Among the records below, find each line that includes the string "should" and copy it.

→ Provided data

★ ★ ★

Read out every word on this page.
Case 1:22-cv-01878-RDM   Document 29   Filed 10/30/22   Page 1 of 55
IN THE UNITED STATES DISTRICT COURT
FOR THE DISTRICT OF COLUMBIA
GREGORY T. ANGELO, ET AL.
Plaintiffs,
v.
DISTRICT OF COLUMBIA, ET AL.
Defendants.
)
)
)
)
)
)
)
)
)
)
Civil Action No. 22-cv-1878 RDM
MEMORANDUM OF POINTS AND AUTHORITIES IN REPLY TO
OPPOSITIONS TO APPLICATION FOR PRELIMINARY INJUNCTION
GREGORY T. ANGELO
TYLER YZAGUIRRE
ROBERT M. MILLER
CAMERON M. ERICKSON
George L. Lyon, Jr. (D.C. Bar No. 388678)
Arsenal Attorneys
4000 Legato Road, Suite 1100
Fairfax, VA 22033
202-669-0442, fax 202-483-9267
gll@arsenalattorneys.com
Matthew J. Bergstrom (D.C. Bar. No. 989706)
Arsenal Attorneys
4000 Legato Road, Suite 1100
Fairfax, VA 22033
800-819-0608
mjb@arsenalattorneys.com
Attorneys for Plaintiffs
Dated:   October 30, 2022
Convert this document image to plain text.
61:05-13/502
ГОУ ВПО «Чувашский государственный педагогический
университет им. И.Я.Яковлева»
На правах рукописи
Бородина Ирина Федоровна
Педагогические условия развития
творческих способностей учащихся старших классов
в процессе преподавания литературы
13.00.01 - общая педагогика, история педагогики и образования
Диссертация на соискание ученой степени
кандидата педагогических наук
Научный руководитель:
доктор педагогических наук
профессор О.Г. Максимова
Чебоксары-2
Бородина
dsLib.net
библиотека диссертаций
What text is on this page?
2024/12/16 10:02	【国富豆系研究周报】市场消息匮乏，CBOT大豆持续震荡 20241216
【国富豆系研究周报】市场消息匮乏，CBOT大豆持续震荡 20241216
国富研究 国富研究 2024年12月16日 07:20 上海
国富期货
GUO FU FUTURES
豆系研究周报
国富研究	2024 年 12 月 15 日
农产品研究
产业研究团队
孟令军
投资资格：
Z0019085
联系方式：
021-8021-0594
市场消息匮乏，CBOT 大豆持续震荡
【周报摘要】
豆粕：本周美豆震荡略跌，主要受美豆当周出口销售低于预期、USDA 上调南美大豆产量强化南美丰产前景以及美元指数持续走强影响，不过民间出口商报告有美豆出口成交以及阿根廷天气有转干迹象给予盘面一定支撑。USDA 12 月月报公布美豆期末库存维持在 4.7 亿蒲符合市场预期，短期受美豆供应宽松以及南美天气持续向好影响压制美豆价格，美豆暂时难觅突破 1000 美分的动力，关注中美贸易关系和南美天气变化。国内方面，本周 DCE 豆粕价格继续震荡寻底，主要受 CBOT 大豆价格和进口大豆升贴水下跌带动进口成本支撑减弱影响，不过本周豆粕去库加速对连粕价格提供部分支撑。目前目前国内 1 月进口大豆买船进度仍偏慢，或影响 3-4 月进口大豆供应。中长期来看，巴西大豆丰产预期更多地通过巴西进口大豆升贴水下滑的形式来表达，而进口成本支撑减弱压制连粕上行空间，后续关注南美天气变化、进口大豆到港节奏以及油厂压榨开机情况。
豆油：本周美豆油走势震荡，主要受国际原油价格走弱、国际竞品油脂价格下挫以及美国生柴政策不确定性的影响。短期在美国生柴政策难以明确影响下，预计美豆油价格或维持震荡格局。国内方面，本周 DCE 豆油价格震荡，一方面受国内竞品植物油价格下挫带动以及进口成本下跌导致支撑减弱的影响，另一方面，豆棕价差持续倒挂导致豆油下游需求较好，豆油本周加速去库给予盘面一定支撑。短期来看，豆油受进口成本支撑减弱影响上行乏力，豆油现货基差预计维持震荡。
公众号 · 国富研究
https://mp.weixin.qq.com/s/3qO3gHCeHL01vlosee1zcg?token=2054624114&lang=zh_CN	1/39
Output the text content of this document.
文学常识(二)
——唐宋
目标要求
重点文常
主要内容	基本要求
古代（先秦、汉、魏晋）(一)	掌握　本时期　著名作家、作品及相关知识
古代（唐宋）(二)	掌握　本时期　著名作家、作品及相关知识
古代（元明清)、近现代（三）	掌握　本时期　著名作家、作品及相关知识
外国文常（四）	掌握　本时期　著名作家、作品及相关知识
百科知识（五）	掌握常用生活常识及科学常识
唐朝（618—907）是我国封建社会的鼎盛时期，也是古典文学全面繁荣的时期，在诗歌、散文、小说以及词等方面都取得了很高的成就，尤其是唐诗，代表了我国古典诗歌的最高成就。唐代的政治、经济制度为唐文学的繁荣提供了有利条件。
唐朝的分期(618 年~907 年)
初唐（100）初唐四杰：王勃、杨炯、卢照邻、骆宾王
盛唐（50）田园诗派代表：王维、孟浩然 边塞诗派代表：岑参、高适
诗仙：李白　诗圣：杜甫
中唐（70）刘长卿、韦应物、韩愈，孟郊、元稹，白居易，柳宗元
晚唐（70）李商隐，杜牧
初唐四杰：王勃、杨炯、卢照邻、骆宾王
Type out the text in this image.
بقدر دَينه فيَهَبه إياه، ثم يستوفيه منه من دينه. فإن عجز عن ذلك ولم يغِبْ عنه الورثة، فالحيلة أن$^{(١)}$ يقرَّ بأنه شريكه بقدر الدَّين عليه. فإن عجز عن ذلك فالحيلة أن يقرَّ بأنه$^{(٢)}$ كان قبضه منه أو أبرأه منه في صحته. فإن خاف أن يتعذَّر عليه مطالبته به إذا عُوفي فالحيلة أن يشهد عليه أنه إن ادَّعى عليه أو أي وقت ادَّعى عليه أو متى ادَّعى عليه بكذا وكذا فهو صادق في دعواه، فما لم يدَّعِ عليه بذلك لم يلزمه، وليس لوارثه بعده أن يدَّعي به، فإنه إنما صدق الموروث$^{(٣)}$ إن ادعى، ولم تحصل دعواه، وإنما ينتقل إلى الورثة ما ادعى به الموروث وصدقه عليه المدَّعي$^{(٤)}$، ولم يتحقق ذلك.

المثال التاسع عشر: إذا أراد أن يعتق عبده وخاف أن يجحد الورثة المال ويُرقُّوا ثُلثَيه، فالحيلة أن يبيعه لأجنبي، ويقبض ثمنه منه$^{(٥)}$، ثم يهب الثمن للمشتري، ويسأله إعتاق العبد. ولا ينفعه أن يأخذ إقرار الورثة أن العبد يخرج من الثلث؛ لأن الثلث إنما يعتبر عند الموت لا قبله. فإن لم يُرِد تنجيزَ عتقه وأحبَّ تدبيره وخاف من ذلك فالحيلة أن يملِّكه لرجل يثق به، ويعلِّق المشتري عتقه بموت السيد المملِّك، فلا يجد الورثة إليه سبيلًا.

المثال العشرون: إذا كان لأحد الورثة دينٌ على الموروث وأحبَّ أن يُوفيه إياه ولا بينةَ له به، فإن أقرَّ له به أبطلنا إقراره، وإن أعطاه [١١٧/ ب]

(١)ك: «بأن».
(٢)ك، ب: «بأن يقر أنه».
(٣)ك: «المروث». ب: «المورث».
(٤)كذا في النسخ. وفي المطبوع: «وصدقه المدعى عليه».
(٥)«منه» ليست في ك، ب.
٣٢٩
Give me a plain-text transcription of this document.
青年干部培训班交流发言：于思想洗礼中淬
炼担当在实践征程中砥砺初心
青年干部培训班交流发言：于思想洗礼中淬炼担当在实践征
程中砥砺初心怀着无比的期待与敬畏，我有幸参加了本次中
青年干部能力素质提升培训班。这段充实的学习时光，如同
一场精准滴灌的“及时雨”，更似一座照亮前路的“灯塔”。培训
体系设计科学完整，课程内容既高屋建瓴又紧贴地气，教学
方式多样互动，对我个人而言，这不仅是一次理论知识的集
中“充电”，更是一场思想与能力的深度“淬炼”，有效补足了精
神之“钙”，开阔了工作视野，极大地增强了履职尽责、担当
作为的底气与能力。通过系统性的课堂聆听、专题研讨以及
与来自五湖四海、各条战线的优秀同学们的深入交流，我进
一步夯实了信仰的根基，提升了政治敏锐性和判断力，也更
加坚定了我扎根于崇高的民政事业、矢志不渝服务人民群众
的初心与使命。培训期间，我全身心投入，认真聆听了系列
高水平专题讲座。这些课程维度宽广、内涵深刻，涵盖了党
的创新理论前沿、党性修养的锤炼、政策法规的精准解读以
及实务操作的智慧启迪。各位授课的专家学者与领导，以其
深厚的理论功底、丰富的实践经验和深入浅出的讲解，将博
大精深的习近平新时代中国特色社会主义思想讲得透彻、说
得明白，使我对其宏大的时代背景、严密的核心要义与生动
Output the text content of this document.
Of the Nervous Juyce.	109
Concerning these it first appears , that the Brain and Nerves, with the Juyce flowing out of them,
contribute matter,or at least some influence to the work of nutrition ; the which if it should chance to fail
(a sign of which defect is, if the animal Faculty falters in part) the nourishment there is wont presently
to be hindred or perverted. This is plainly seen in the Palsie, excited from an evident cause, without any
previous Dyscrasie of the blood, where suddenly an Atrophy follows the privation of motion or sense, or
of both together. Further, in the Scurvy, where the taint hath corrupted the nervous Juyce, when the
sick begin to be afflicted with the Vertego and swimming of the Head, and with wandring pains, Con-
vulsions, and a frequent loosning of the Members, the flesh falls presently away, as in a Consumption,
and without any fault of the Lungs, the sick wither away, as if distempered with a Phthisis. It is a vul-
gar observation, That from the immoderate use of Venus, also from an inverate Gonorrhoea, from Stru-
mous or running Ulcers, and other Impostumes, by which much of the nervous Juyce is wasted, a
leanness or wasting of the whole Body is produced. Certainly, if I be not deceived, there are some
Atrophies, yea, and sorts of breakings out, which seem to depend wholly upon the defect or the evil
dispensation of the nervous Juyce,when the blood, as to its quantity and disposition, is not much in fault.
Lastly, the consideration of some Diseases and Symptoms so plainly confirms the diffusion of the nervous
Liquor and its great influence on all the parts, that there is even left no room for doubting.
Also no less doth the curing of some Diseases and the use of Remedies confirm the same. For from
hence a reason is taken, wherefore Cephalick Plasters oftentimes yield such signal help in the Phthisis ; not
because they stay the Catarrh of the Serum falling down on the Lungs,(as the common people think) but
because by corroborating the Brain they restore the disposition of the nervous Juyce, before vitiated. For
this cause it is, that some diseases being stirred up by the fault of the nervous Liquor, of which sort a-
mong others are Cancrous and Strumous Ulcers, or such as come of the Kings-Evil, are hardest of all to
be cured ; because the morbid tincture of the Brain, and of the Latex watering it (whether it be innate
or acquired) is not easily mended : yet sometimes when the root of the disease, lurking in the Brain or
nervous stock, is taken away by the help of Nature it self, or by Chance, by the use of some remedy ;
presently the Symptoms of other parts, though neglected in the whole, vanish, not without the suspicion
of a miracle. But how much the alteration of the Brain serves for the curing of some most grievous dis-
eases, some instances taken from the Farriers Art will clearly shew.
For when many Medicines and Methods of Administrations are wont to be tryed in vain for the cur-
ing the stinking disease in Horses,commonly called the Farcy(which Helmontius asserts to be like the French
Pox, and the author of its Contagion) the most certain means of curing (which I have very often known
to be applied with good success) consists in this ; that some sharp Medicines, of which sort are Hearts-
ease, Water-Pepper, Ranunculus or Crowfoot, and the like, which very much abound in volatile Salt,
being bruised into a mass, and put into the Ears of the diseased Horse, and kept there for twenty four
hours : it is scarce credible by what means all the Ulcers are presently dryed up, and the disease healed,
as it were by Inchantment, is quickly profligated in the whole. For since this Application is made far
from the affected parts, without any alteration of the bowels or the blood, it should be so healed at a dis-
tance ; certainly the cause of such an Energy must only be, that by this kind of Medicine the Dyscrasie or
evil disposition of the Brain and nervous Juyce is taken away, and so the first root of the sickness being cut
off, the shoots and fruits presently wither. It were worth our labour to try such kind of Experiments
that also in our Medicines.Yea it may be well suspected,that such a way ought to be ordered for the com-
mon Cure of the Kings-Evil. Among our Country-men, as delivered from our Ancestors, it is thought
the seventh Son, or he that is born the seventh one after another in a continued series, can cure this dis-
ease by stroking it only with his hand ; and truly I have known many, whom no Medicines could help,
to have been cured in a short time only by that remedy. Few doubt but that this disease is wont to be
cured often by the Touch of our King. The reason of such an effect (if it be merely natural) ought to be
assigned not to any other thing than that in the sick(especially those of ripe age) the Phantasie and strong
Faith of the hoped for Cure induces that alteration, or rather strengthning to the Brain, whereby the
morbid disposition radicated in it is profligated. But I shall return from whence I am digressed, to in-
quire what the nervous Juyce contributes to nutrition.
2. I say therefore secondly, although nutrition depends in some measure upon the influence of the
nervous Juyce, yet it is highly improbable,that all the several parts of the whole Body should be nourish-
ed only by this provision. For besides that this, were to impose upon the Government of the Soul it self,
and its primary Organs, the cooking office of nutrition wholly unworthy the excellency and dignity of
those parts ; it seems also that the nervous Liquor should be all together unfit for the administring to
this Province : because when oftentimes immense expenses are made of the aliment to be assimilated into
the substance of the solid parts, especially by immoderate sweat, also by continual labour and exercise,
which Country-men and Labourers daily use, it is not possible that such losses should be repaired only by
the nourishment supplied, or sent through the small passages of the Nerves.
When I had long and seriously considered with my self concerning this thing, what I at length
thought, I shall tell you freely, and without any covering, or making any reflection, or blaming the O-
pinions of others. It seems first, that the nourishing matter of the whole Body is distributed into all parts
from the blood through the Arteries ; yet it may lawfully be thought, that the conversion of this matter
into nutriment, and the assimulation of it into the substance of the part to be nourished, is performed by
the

★ ★ ★

→ Correct output
contribute matter,or at least some influence to the work of nutrition ; the which if it should chance to fail
from the affected parts, without any alteration of the bowels or the blood, it should be so healed at a dis-
nervous Juyce, yet it is highly improbable,that all the several parts of the whole Body should be nourish-
those parts ; it seems also that the nervous Liquor should be all together unfit for the administring to
which Country-men and Labourers daily use, it is not possible that such losses should be repaired only by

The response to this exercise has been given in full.